## JOB
Emit the data below verbatim, stripping out any pictures.

━━ SUPPLIED RECORDS

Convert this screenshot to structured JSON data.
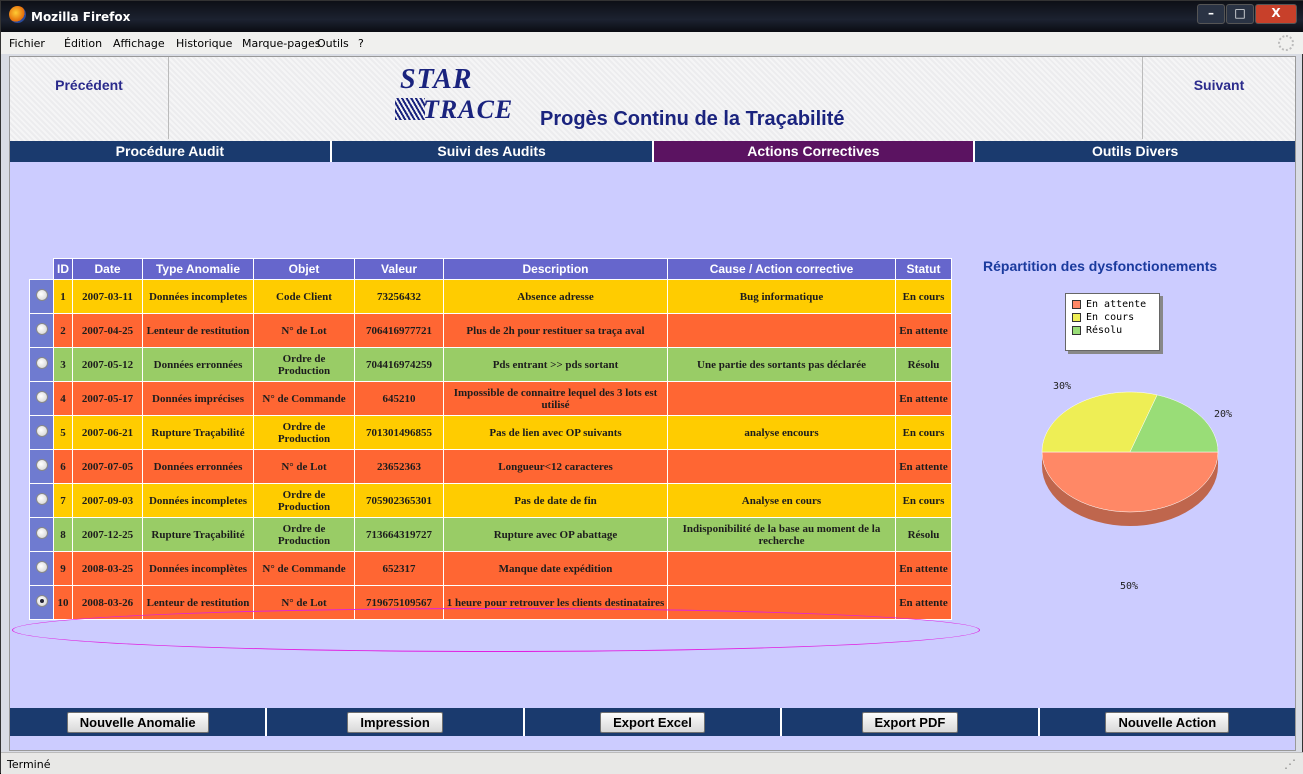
{
  "window": {
    "title": "Mozilla Firefox",
    "btn_min": "–",
    "btn_max": "□",
    "btn_close": "X"
  },
  "menu": [
    "Fichier",
    "Édition",
    "Affichage",
    "Historique",
    "Marque-pages",
    "Outils",
    "?"
  ],
  "banner": {
    "prev": "Précédent",
    "next": "Suivant",
    "logo_line1": "STAR",
    "logo_line2": "TRACE",
    "slogan": "Progès Continu de la Traçabilité"
  },
  "nav": [
    "Procédure Audit",
    "Suivi des Audits",
    "Actions Correctives",
    "Outils Divers"
  ],
  "table": {
    "headers": [
      "ID",
      "Date",
      "Type Anomalie",
      "Objet",
      "Valeur",
      "Description",
      "Cause / Action corrective",
      "Statut"
    ],
    "rows": [
      {
        "id": "1",
        "date": "2007-03-11",
        "type": "Données incompletes",
        "objet": "Code Client",
        "valeur": "73256432",
        "desc": "Absence adresse",
        "cause": "Bug informatique",
        "statut": "En cours",
        "color": "#ffcc00"
      },
      {
        "id": "2",
        "date": "2007-04-25",
        "type": "Lenteur de restitution",
        "objet": "N° de Lot",
        "valeur": "706416977721",
        "desc": "Plus de 2h pour restituer sa traça aval",
        "cause": "",
        "statut": "En attente",
        "color": "#ff6633"
      },
      {
        "id": "3",
        "date": "2007-05-12",
        "type": "Données erronnées",
        "objet": "Ordre de Production",
        "valeur": "704416974259",
        "desc": "Pds entrant >> pds sortant",
        "cause": "Une partie des sortants pas déclarée",
        "statut": "Résolu",
        "color": "#99cc66"
      },
      {
        "id": "4",
        "date": "2007-05-17",
        "type": "Données imprécises",
        "objet": "N° de Commande",
        "valeur": "645210",
        "desc": "Impossible de connaitre lequel des 3 lots est utilisé",
        "cause": "",
        "statut": "En attente",
        "color": "#ff6633"
      },
      {
        "id": "5",
        "date": "2007-06-21",
        "type": "Rupture Traçabilité",
        "objet": "Ordre de Production",
        "valeur": "701301496855",
        "desc": "Pas de lien avec OP suivants",
        "cause": "analyse encours",
        "statut": "En cours",
        "color": "#ffcc00"
      },
      {
        "id": "6",
        "date": "2007-07-05",
        "type": "Données erronnées",
        "objet": "N° de Lot",
        "valeur": "23652363",
        "desc": "Longueur<12 caracteres",
        "cause": "",
        "statut": "En attente",
        "color": "#ff6633"
      },
      {
        "id": "7",
        "date": "2007-09-03",
        "type": "Données incompletes",
        "objet": "Ordre de Production",
        "valeur": "705902365301",
        "desc": "Pas de date de fin",
        "cause": "Analyse en cours",
        "statut": "En cours",
        "color": "#ffcc00"
      },
      {
        "id": "8",
        "date": "2007-12-25",
        "type": "Rupture Traçabilité",
        "objet": "Ordre de Production",
        "valeur": "713664319727",
        "desc": "Rupture avec OP abattage",
        "cause": "Indisponibilité de la base au moment de la recherche",
        "statut": "Résolu",
        "color": "#99cc66"
      },
      {
        "id": "9",
        "date": "2008-03-25",
        "type": "Données incomplètes",
        "objet": "N° de Commande",
        "valeur": "652317",
        "desc": "Manque date expédition",
        "cause": "",
        "statut": "En attente",
        "color": "#ff6633"
      },
      {
        "id": "10",
        "date": "2008-03-26",
        "type": "Lenteur de restitution",
        "objet": "N° de Lot",
        "valeur": "719675109567",
        "desc": "1 heure pour retrouver les clients destinataires",
        "cause": "",
        "statut": "En attente",
        "color": "#ff6633",
        "selected": true
      }
    ]
  },
  "chart_data": {
    "type": "pie",
    "title": "Répartition des dysfonctionements",
    "categories": [
      "En attente",
      "En cours",
      "Résolu"
    ],
    "values": [
      50,
      30,
      20
    ],
    "labels": [
      "50%",
      "30%",
      "20%"
    ],
    "colors": [
      "#ff8866",
      "#eeee55",
      "#99dd77"
    ],
    "legend_position": "top-right"
  },
  "footer": [
    "Nouvelle Anomalie",
    "Impression",
    "Export Excel",
    "Export PDF",
    "Nouvelle Action"
  ],
  "status": {
    "text": "Terminé"
  }
}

━━━━

## RESPONSE TO THE TASK
Convert this screenshot to structured JSON data.
{
  "window": {
    "title": "Mozilla Firefox",
    "btn_min": "–",
    "btn_max": "□",
    "btn_close": "X"
  },
  "menu": [
    "Fichier",
    "Édition",
    "Affichage",
    "Historique",
    "Marque-pages",
    "Outils",
    "?"
  ],
  "banner": {
    "prev": "Précédent",
    "next": "Suivant",
    "logo_line1": "STAR",
    "logo_line2": "TRACE",
    "slogan": "Progès Continu de la Traçabilité"
  },
  "nav": [
    "Procédure Audit",
    "Suivi des Audits",
    "Actions Correctives",
    "Outils Divers"
  ],
  "table": {
    "headers": [
      "ID",
      "Date",
      "Type Anomalie",
      "Objet",
      "Valeur",
      "Description",
      "Cause / Action corrective",
      "Statut"
    ],
    "rows": [
      {
        "id": "1",
        "date": "2007-03-11",
        "type": "Données incompletes",
        "objet": "Code Client",
        "valeur": "73256432",
        "desc": "Absence adresse",
        "cause": "Bug informatique",
        "statut": "En cours",
        "color": "#ffcc00"
      },
      {
        "id": "2",
        "date": "2007-04-25",
        "type": "Lenteur de restitution",
        "objet": "N° de Lot",
        "valeur": "706416977721",
        "desc": "Plus de 2h pour restituer sa traça aval",
        "cause": "",
        "statut": "En attente",
        "color": "#ff6633"
      },
      {
        "id": "3",
        "date": "2007-05-12",
        "type": "Données erronnées",
        "objet": "Ordre de Production",
        "valeur": "704416974259",
        "desc": "Pds entrant >> pds sortant",
        "cause": "Une partie des sortants pas déclarée",
        "statut": "Résolu",
        "color": "#99cc66"
      },
      {
        "id": "4",
        "date": "2007-05-17",
        "type": "Données imprécises",
        "objet": "N° de Commande",
        "valeur": "645210",
        "desc": "Impossible de connaitre lequel des 3 lots est utilisé",
        "cause": "",
        "statut": "En attente",
        "color": "#ff6633"
      },
      {
        "id": "5",
        "date": "2007-06-21",
        "type": "Rupture Traçabilité",
        "objet": "Ordre de Production",
        "valeur": "701301496855",
        "desc": "Pas de lien avec OP suivants",
        "cause": "analyse encours",
        "statut": "En cours",
        "color": "#ffcc00"
      },
      {
        "id": "6",
        "date": "2007-07-05",
        "type": "Données erronnées",
        "objet": "N° de Lot",
        "valeur": "23652363",
        "desc": "Longueur<12 caracteres",
        "cause": "",
        "statut": "En attente",
        "color": "#ff6633"
      },
      {
        "id": "7",
        "date": "2007-09-03",
        "type": "Données incompletes",
        "objet": "Ordre de Production",
        "valeur": "705902365301",
        "desc": "Pas de date de fin",
        "cause": "Analyse en cours",
        "statut": "En cours",
        "color": "#ffcc00"
      },
      {
        "id": "8",
        "date": "2007-12-25",
        "type": "Rupture Traçabilité",
        "objet": "Ordre de Production",
        "valeur": "713664319727",
        "desc": "Rupture avec OP abattage",
        "cause": "Indisponibilité de la base au moment de la recherche",
        "statut": "Résolu",
        "color": "#99cc66"
      },
      {
        "id": "9",
        "date": "2008-03-25",
        "type": "Données incomplètes",
        "objet": "N° de Commande",
        "valeur": "652317",
        "desc": "Manque date expédition",
        "cause": "",
        "statut": "En attente",
        "color": "#ff6633"
      },
      {
        "id": "10",
        "date": "2008-03-26",
        "type": "Lenteur de restitution",
        "objet": "N° de Lot",
        "valeur": "719675109567",
        "desc": "1 heure pour retrouver les clients destinataires",
        "cause": "",
        "statut": "En attente",
        "color": "#ff6633",
        "selected": true
      }
    ]
  },
  "chart_data": {
    "type": "pie",
    "title": "Répartition des dysfonctionements",
    "categories": [
      "En attente",
      "En cours",
      "Résolu"
    ],
    "values": [
      50,
      30,
      20
    ],
    "labels": [
      "50%",
      "30%",
      "20%"
    ],
    "colors": [
      "#ff8866",
      "#eeee55",
      "#99dd77"
    ],
    "legend_position": "top-right"
  },
  "footer": [
    "Nouvelle Anomalie",
    "Impression",
    "Export Excel",
    "Export PDF",
    "Nouvelle Action"
  ],
  "status": {
    "text": "Terminé"
  }
}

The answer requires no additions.